=== SET TASK ===
Could you copy every line from the material below in which "JSON" appears?

=== MATERIAL SHOWN ===
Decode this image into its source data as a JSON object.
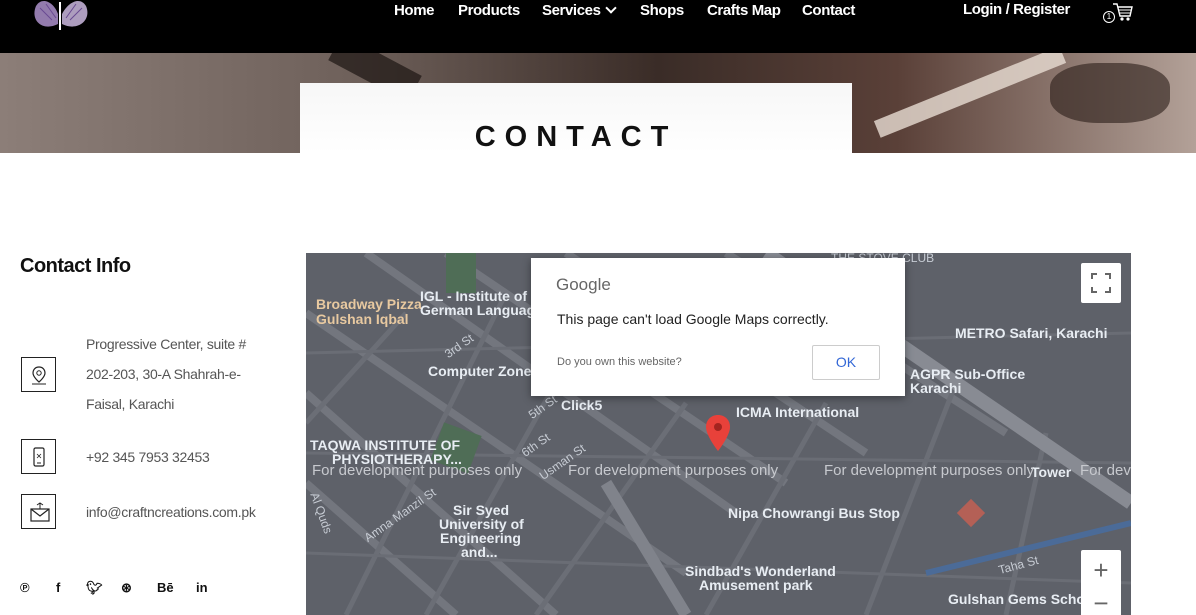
{
  "nav": {
    "links": [
      "Home",
      "Products",
      "Services",
      "Shops",
      "Crafts Map",
      "Contact"
    ],
    "login": "Login / Register",
    "cart_count": "1"
  },
  "hero": {
    "title": "CONTACT"
  },
  "contact": {
    "heading": "Contact Info",
    "address": "Progressive Center, suite # 202-203, 30-A Shahrah-e-Faisal, Karachi",
    "phone": "+92 345 7953 32453",
    "email": "info@craftncreations.com.pk",
    "social": [
      "pinterest-icon",
      "facebook-icon",
      "twitter-icon",
      "dribbble-icon",
      "behance-icon",
      "linkedin-icon"
    ]
  },
  "map": {
    "labels": {
      "broadway": "Broadway Pizza",
      "gulshan": "Gulshan Iqbal",
      "igl1": "IGL - Institute of",
      "igl2": "German Language",
      "computer": "Computer Zone",
      "click5": "Click5",
      "icma": "ICMA International",
      "taqwa1": "TAQWA INSTITUTE OF",
      "taqwa2": "PHYSIOTHERAPY...",
      "metro": "METRO Safari, Karachi",
      "agpr1": "AGPR Sub-Office",
      "agpr2": "Karachi",
      "sir1": "Sir Syed",
      "sir2": "University of",
      "sir3": "Engineering",
      "sir4": "and...",
      "nipa": "Nipa Chowrangi Bus Stop",
      "sind1": "Sindbad's Wonderland",
      "sind2": "Amusement park",
      "gulshan_gems": "Gulshan Gems School",
      "stove": "THE STOVE CLUB",
      "tower": "Tower",
      "taha": "Taha St",
      "aamna": "Amna Manzil St",
      "usman": "Usman St",
      "third": "3rd St",
      "fifth": "5th St",
      "sixth": "6th St",
      "alquds": "Al Quds"
    },
    "watermark": "For development purposes only",
    "dialog": {
      "brand": "Google",
      "message": "This page can't load Google Maps correctly.",
      "link": "Do you own this website?",
      "ok": "OK"
    },
    "zoom_in": "+",
    "zoom_out": "−"
  }
}
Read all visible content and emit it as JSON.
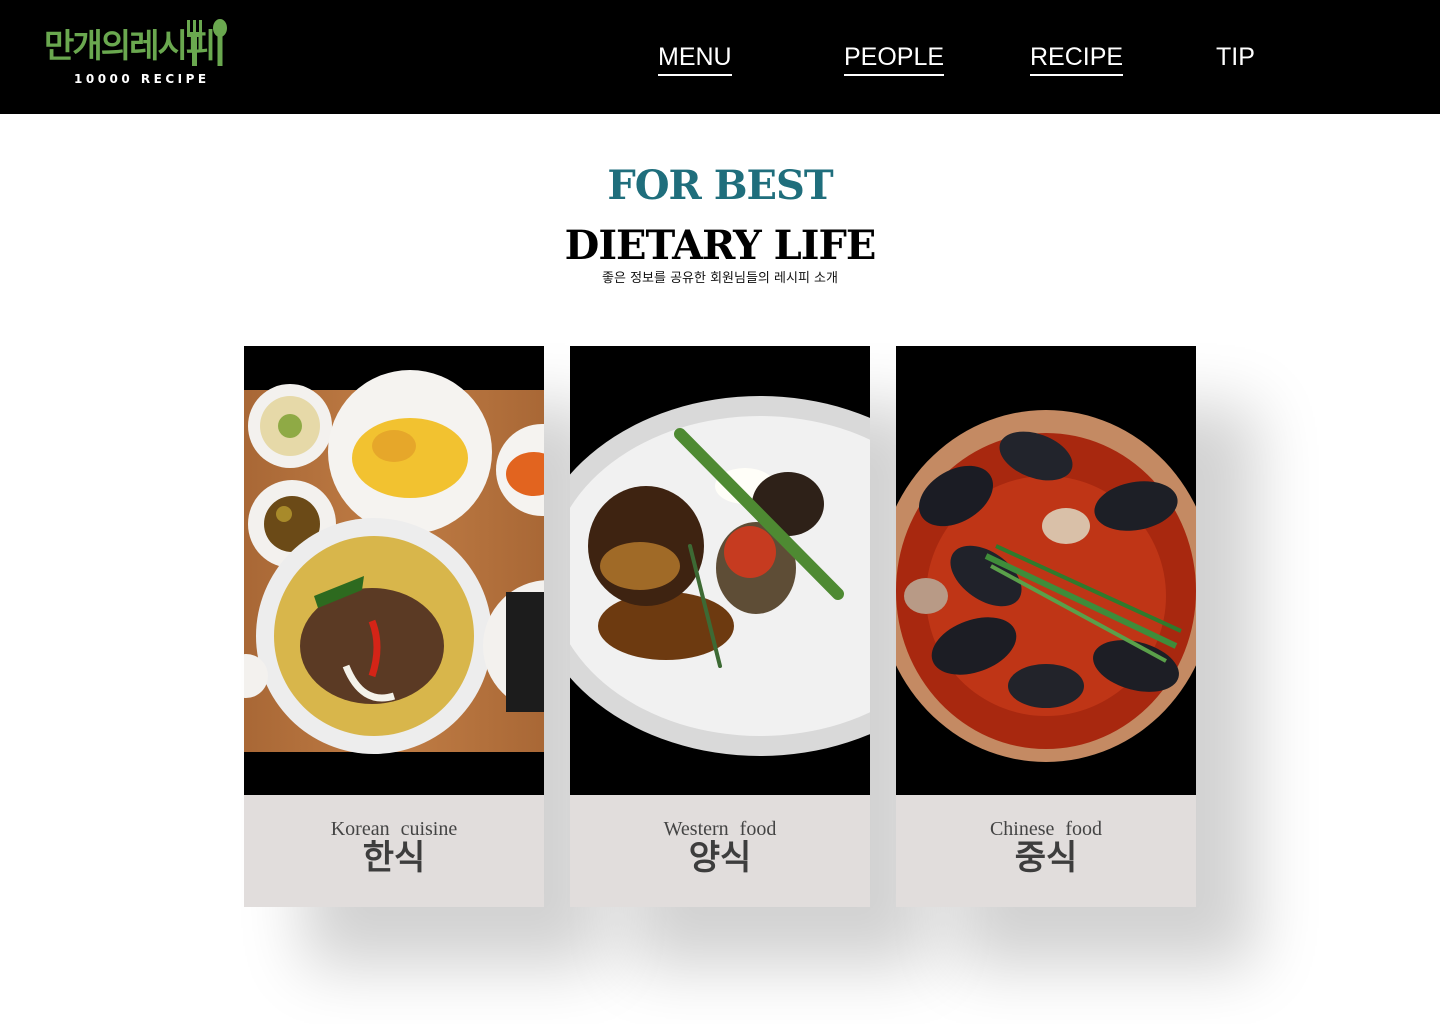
{
  "header": {
    "logo": {
      "title_kr": "만개의레시피",
      "subtitle_en": "10000 RECIPE",
      "brand_color": "#6aa84f"
    },
    "nav": [
      {
        "label": "MENU",
        "underlined": true
      },
      {
        "label": "PEOPLE",
        "underlined": true
      },
      {
        "label": "RECIPE",
        "underlined": true
      },
      {
        "label": "TIP",
        "underlined": false
      }
    ]
  },
  "hero": {
    "kicker": "FOR BEST",
    "title": "DIETARY LIFE",
    "subtitle": "좋은 정보를 공유한 회원님들의  레시피 소개",
    "kicker_color": "#1f6e7c"
  },
  "cards": [
    {
      "label_en": "Korean  cuisine",
      "label_kr": "한식",
      "photo": "korean-table-set-photo"
    },
    {
      "label_en": "Western  food",
      "label_kr": "양식",
      "photo": "steak-plate-photo"
    },
    {
      "label_en": "Chinese  food",
      "label_kr": "중식",
      "photo": "jjamppong-mussels-photo"
    }
  ]
}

=== THE SOLUTION ===
Decode this image into its source data as a JSON object.
Read all visible content and emit it as JSON.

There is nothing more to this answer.